(Stored data)
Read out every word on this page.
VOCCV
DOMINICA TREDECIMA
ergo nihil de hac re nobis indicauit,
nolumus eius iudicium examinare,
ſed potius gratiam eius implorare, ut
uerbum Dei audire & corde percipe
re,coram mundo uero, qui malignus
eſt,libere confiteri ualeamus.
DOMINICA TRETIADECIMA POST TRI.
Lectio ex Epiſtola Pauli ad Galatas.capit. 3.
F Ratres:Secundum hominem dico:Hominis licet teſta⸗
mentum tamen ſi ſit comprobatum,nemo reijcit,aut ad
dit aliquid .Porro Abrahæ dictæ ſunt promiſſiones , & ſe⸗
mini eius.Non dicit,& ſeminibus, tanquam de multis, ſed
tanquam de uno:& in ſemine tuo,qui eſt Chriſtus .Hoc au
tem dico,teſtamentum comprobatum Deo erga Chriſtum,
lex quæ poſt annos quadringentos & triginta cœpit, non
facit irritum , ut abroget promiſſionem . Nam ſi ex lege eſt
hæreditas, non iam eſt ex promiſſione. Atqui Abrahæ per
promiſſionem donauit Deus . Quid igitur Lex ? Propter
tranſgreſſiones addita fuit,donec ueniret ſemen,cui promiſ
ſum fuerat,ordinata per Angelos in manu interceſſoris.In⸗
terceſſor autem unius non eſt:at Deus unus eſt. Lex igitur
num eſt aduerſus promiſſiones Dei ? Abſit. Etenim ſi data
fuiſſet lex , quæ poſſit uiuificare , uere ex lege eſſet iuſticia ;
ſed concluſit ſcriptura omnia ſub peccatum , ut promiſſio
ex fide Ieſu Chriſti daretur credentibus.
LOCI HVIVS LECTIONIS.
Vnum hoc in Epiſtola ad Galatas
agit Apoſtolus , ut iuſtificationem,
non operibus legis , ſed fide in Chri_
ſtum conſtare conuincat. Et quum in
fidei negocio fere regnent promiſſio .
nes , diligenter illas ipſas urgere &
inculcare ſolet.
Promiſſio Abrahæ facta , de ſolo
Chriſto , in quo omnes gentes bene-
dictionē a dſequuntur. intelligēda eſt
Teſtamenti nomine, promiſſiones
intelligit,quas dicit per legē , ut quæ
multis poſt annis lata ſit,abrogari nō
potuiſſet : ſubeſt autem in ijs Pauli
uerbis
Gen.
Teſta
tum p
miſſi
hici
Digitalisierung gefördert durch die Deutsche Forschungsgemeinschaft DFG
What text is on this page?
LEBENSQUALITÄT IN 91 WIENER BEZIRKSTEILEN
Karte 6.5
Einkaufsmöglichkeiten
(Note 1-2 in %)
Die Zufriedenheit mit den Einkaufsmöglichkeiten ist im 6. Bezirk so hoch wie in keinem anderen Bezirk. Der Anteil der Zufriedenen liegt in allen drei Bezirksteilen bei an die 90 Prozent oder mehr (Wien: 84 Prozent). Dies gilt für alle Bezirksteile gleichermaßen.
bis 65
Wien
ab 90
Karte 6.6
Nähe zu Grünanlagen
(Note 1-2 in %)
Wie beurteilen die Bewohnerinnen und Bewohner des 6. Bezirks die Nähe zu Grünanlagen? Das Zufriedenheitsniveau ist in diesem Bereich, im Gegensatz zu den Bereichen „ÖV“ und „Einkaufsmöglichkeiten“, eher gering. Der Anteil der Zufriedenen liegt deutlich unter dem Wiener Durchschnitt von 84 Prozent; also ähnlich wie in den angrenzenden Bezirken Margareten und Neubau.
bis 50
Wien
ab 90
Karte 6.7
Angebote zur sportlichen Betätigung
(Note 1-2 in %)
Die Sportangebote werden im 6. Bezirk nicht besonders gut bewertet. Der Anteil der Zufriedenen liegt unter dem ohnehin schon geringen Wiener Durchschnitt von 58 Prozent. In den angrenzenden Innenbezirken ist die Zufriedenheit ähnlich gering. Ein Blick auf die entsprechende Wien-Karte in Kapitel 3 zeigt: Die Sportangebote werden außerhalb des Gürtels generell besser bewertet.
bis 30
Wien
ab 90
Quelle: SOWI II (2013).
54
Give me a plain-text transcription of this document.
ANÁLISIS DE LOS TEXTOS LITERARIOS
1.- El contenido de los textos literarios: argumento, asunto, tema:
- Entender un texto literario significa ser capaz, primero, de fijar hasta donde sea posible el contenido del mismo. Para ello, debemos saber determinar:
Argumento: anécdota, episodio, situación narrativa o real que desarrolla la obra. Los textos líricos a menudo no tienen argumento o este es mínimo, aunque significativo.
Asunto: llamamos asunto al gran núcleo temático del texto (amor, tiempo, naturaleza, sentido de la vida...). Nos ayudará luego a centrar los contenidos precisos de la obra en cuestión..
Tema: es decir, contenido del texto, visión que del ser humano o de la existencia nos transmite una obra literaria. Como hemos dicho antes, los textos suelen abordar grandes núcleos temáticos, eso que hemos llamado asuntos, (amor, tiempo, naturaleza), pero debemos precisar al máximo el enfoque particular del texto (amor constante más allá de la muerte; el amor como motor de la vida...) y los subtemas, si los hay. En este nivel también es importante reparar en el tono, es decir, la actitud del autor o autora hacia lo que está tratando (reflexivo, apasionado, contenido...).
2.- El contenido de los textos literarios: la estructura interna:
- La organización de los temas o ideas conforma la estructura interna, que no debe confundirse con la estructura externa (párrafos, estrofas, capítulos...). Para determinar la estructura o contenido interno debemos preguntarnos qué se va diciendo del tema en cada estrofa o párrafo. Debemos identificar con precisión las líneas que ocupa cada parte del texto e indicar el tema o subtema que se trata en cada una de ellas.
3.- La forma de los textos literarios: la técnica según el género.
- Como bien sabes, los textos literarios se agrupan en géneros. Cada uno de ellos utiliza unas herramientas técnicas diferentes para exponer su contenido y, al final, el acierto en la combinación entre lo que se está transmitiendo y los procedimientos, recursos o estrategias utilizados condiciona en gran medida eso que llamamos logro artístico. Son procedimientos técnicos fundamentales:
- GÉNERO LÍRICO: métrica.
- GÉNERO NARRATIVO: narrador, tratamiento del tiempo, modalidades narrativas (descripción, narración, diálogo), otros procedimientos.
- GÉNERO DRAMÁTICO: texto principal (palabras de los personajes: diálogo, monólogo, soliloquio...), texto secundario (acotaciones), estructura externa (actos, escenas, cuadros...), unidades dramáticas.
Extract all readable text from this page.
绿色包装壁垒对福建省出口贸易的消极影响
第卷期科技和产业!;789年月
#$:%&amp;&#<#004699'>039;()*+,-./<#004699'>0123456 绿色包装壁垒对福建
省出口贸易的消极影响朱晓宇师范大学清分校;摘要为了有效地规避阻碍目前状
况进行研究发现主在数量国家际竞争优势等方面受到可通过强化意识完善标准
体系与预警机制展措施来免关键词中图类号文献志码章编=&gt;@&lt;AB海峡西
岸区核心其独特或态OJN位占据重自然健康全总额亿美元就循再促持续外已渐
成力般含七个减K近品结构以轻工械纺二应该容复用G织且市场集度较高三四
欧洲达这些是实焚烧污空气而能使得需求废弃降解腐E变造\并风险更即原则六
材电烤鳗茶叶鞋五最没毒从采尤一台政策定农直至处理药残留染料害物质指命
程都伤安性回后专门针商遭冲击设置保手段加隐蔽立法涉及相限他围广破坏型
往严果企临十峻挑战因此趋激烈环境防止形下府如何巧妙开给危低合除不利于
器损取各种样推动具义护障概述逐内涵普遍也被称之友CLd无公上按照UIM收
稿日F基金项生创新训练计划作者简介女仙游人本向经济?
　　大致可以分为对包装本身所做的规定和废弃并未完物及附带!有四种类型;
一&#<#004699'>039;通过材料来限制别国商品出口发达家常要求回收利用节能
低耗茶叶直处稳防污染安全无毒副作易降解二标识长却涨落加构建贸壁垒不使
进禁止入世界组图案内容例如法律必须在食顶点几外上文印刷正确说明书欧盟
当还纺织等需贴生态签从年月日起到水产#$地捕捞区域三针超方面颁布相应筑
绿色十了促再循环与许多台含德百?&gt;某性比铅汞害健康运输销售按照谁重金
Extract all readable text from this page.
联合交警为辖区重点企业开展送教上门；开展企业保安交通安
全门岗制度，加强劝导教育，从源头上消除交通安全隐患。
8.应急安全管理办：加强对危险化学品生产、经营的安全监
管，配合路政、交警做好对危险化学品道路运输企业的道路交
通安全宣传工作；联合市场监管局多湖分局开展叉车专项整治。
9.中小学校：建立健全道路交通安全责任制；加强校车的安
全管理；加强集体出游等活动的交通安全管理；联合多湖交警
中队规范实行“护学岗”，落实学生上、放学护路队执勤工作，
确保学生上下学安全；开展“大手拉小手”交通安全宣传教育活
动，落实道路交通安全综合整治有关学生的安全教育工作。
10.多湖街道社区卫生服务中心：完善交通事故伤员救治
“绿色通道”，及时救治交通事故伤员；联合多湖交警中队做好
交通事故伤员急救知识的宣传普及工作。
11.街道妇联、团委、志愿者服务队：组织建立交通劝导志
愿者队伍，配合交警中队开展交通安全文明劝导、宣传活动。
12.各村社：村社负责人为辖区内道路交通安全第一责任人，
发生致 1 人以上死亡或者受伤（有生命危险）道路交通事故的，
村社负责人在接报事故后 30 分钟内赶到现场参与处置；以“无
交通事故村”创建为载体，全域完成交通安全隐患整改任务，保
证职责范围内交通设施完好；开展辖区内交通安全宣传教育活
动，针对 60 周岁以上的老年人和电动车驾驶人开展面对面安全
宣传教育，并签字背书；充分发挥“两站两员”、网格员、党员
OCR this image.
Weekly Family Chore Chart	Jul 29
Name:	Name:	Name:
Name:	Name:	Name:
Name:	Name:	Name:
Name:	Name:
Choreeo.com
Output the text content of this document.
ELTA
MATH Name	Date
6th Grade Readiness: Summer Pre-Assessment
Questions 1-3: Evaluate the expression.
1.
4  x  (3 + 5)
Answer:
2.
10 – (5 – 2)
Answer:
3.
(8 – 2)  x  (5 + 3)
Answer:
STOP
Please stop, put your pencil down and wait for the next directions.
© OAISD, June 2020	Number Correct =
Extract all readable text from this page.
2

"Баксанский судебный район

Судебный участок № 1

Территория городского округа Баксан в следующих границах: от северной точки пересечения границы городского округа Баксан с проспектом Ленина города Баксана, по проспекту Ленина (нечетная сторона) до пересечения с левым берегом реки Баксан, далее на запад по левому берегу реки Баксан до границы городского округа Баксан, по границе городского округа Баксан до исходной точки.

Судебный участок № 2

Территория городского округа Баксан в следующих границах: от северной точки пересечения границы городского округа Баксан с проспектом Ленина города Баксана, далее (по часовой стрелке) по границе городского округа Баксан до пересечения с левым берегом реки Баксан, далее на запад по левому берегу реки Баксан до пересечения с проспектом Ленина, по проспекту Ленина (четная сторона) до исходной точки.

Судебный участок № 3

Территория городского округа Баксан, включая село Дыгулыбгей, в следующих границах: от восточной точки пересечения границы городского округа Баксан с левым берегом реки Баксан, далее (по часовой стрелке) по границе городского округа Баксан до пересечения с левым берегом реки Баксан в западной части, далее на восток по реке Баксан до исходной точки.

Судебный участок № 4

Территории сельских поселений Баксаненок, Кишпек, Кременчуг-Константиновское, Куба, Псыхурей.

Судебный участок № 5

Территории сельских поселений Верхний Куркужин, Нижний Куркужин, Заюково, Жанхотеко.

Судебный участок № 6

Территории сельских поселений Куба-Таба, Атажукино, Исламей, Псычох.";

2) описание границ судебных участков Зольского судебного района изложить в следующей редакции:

* _Problem requirements_: Collect the complete line wherever the string "angrenzenden" appears in the records.

* _Solution for this exercise_:
Wie beurteilen die Bewohnerinnen und Bewohner des 6. Bezirks die Nähe zu Grünanlagen? Das Zufriedenheitsniveau ist in diesem Bereich, im Gegensatz zu den Bereichen „ÖV“ und „Einkaufsmöglichkeiten“, eher gering. Der Anteil der Zufriedenen liegt deutlich unter dem Wiener Durchschnitt von 84 Prozent; also ähnlich wie in den angrenzenden Bezirken Margareten und Neubau.
Die Sportangebote werden im 6. Bezirk nicht besonders gut bewertet. Der Anteil der Zufriedenen liegt unter dem ohnehin schon geringen Wiener Durchschnitt von 58 Prozent. In den angrenzenden Innenbezirken ist die Zufriedenheit ähnlich gering. Ein Blick auf die entsprechende Wien-Karte in Kapitel 3 zeigt: Die Sportangebote werden außerhalb des Gürtels generell besser bewertet.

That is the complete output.